» Given exercise: Write every record out again exactly as given.

» Records to process:

########################################

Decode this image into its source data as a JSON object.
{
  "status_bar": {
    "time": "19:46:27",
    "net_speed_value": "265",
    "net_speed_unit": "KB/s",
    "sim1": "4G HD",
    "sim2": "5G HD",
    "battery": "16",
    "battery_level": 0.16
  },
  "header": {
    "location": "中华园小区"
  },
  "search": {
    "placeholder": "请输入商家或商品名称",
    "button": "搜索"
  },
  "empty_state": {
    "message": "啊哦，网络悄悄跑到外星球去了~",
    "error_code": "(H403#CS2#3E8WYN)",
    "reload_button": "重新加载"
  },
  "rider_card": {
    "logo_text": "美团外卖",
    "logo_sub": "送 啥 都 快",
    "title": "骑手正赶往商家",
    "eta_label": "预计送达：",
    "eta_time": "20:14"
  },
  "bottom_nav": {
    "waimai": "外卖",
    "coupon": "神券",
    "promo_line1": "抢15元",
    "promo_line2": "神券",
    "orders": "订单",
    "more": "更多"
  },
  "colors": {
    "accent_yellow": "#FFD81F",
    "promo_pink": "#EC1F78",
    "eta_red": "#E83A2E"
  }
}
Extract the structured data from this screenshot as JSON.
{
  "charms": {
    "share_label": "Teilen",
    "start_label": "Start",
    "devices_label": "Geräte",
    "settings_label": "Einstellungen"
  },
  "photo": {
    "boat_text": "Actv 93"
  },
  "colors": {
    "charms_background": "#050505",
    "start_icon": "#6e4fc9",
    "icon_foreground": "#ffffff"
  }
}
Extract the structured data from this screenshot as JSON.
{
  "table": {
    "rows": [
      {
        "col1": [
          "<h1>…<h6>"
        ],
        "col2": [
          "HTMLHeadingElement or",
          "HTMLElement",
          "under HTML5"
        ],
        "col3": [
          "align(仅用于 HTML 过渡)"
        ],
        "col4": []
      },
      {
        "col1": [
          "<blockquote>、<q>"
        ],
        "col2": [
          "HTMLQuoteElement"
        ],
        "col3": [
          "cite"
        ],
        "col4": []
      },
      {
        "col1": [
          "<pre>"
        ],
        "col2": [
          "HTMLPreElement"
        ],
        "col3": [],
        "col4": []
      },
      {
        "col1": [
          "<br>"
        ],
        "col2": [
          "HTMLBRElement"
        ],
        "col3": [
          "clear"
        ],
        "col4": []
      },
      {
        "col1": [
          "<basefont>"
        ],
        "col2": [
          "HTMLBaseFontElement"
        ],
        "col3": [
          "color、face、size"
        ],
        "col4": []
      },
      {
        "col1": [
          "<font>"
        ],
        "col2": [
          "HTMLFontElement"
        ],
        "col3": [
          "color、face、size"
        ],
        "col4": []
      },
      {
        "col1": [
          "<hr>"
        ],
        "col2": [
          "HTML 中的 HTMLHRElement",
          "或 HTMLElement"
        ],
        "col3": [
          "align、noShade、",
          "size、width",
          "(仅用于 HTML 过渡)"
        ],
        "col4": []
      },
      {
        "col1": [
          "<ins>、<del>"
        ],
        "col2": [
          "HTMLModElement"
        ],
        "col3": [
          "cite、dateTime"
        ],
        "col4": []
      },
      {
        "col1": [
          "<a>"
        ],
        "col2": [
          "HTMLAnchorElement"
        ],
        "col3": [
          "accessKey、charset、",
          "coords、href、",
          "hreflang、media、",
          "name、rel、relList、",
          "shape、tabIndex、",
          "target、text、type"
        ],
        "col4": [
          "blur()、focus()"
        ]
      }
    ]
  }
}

########################################

» Response to the exercise:
Decode this image into its source data as a JSON object.
{
  "status_bar": {
    "time": "19:46:27",
    "net_speed_value": "265",
    "net_speed_unit": "KB/s",
    "sim1": "4G HD",
    "sim2": "5G HD",
    "battery": "16",
    "battery_level": 0.16
  },
  "header": {
    "location": "中华园小区"
  },
  "search": {
    "placeholder": "请输入商家或商品名称",
    "button": "搜索"
  },
  "empty_state": {
    "message": "啊哦，网络悄悄跑到外星球去了~",
    "error_code": "(H403#CS2#3E8WYN)",
    "reload_button": "重新加载"
  },
  "rider_card": {
    "logo_text": "美团外卖",
    "logo_sub": "送 啥 都 快",
    "title": "骑手正赶往商家",
    "eta_label": "预计送达：",
    "eta_time": "20:14"
  },
  "bottom_nav": {
    "waimai": "外卖",
    "coupon": "神券",
    "promo_line1": "抢15元",
    "promo_line2": "神券",
    "orders": "订单",
    "more": "更多"
  },
  "colors": {
    "accent_yellow": "#FFD81F",
    "promo_pink": "#EC1F78",
    "eta_red": "#E83A2E"
  }
}
Extract the structured data from this screenshot as JSON.
{
  "charms": {
    "share_label": "Teilen",
    "start_label": "Start",
    "devices_label": "Geräte",
    "settings_label": "Einstellungen"
  },
  "photo": {
    "boat_text": "Actv 93"
  },
  "colors": {
    "charms_background": "#050505",
    "start_icon": "#6e4fc9",
    "icon_foreground": "#ffffff"
  }
}
Extract the structured data from this screenshot as JSON.
{
  "table": {
    "rows": [
      {
        "col1": [
          "<h1>…<h6>"
        ],
        "col2": [
          "HTMLHeadingElement or",
          "HTMLElement",
          "under HTML5"
        ],
        "col3": [
          "align(仅用于 HTML 过渡)"
        ],
        "col4": []
      },
      {
        "col1": [
          "<blockquote>、<q>"
        ],
        "col2": [
          "HTMLQuoteElement"
        ],
        "col3": [
          "cite"
        ],
        "col4": []
      },
      {
        "col1": [
          "<pre>"
        ],
        "col2": [
          "HTMLPreElement"
        ],
        "col3": [],
        "col4": []
      },
      {
        "col1": [
          "<br>"
        ],
        "col2": [
          "HTMLBRElement"
        ],
        "col3": [
          "clear"
        ],
        "col4": []
      },
      {
        "col1": [
          "<basefont>"
        ],
        "col2": [
          "HTMLBaseFontElement"
        ],
        "col3": [
          "color、face、size"
        ],
        "col4": []
      },
      {
        "col1": [
          "<font>"
        ],
        "col2": [
          "HTMLFontElement"
        ],
        "col3": [
          "color、face、size"
        ],
        "col4": []
      },
      {
        "col1": [
          "<hr>"
        ],
        "col2": [
          "HTML 中的 HTMLHRElement",
          "或 HTMLElement"
        ],
        "col3": [
          "align、noShade、",
          "size、width",
          "(仅用于 HTML 过渡)"
        ],
        "col4": []
      },
      {
        "col1": [
          "<ins>、<del>"
        ],
        "col2": [
          "HTMLModElement"
        ],
        "col3": [
          "cite、dateTime"
        ],
        "col4": []
      },
      {
        "col1": [
          "<a>"
        ],
        "col2": [
          "HTMLAnchorElement"
        ],
        "col3": [
          "accessKey、charset、",
          "coords、href、",
          "hreflang、media、",
          "name、rel、relList、",
          "shape、tabIndex、",
          "target、text、type"
        ],
        "col4": [
          "blur()、focus()"
        ]
      }
    ]
  }
}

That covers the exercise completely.